START Material supplied
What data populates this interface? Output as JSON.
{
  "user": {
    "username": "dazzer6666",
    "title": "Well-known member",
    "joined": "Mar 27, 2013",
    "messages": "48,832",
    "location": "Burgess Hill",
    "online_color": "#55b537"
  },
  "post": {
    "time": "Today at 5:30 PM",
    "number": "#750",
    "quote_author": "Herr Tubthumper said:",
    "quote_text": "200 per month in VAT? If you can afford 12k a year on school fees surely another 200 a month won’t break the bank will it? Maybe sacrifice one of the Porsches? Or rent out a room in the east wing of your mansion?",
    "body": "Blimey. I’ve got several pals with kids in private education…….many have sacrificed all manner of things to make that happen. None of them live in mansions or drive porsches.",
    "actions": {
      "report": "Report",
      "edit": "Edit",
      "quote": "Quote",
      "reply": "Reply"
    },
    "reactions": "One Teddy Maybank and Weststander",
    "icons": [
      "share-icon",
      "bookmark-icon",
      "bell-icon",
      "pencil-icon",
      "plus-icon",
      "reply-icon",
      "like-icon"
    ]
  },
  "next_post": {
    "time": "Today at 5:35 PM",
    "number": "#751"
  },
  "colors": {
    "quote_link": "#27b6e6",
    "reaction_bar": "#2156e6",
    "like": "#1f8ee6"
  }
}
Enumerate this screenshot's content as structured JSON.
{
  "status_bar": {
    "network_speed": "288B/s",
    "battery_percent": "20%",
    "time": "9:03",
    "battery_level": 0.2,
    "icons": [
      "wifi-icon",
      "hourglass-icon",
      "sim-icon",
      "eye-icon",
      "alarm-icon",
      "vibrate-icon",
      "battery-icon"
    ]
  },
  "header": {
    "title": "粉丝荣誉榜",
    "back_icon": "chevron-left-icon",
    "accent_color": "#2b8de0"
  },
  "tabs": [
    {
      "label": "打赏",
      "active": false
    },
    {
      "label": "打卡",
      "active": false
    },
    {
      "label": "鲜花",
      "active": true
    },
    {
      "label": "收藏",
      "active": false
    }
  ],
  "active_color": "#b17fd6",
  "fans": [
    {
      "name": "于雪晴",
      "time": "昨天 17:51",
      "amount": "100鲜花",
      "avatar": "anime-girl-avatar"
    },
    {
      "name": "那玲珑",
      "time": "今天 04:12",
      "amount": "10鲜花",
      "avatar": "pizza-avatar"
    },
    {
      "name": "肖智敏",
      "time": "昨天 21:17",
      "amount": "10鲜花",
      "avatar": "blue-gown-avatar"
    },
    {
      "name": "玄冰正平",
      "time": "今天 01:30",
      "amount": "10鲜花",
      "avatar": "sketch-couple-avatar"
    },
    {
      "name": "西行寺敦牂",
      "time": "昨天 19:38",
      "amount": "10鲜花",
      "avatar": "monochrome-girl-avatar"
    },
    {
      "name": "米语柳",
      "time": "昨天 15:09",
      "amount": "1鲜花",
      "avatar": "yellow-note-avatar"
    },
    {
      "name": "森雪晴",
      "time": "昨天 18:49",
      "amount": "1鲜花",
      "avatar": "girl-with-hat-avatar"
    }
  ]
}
END Material supplied
_What to do_:
Your task is to return the full listing exactly as it was given.

_Exercise result_:
What data populates this interface? Output as JSON.
{
  "user": {
    "username": "dazzer6666",
    "title": "Well-known member",
    "joined": "Mar 27, 2013",
    "messages": "48,832",
    "location": "Burgess Hill",
    "online_color": "#55b537"
  },
  "post": {
    "time": "Today at 5:30 PM",
    "number": "#750",
    "quote_author": "Herr Tubthumper said:",
    "quote_text": "200 per month in VAT? If you can afford 12k a year on school fees surely another 200 a month won’t break the bank will it? Maybe sacrifice one of the Porsches? Or rent out a room in the east wing of your mansion?",
    "body": "Blimey. I’ve got several pals with kids in private education…….many have sacrificed all manner of things to make that happen. None of them live in mansions or drive porsches.",
    "actions": {
      "report": "Report",
      "edit": "Edit",
      "quote": "Quote",
      "reply": "Reply"
    },
    "reactions": "One Teddy Maybank and Weststander",
    "icons": [
      "share-icon",
      "bookmark-icon",
      "bell-icon",
      "pencil-icon",
      "plus-icon",
      "reply-icon",
      "like-icon"
    ]
  },
  "next_post": {
    "time": "Today at 5:35 PM",
    "number": "#751"
  },
  "colors": {
    "quote_link": "#27b6e6",
    "reaction_bar": "#2156e6",
    "like": "#1f8ee6"
  }
}
Enumerate this screenshot's content as structured JSON.
{
  "status_bar": {
    "network_speed": "288B/s",
    "battery_percent": "20%",
    "time": "9:03",
    "battery_level": 0.2,
    "icons": [
      "wifi-icon",
      "hourglass-icon",
      "sim-icon",
      "eye-icon",
      "alarm-icon",
      "vibrate-icon",
      "battery-icon"
    ]
  },
  "header": {
    "title": "粉丝荣誉榜",
    "back_icon": "chevron-left-icon",
    "accent_color": "#2b8de0"
  },
  "tabs": [
    {
      "label": "打赏",
      "active": false
    },
    {
      "label": "打卡",
      "active": false
    },
    {
      "label": "鲜花",
      "active": true
    },
    {
      "label": "收藏",
      "active": false
    }
  ],
  "active_color": "#b17fd6",
  "fans": [
    {
      "name": "于雪晴",
      "time": "昨天 17:51",
      "amount": "100鲜花",
      "avatar": "anime-girl-avatar"
    },
    {
      "name": "那玲珑",
      "time": "今天 04:12",
      "amount": "10鲜花",
      "avatar": "pizza-avatar"
    },
    {
      "name": "肖智敏",
      "time": "昨天 21:17",
      "amount": "10鲜花",
      "avatar": "blue-gown-avatar"
    },
    {
      "name": "玄冰正平",
      "time": "今天 01:30",
      "amount": "10鲜花",
      "avatar": "sketch-couple-avatar"
    },
    {
      "name": "西行寺敦牂",
      "time": "昨天 19:38",
      "amount": "10鲜花",
      "avatar": "monochrome-girl-avatar"
    },
    {
      "name": "米语柳",
      "time": "昨天 15:09",
      "amount": "1鲜花",
      "avatar": "yellow-note-avatar"
    },
    {
      "name": "森雪晴",
      "time": "昨天 18:49",
      "amount": "1鲜花",
      "avatar": "girl-with-hat-avatar"
    }
  ]
}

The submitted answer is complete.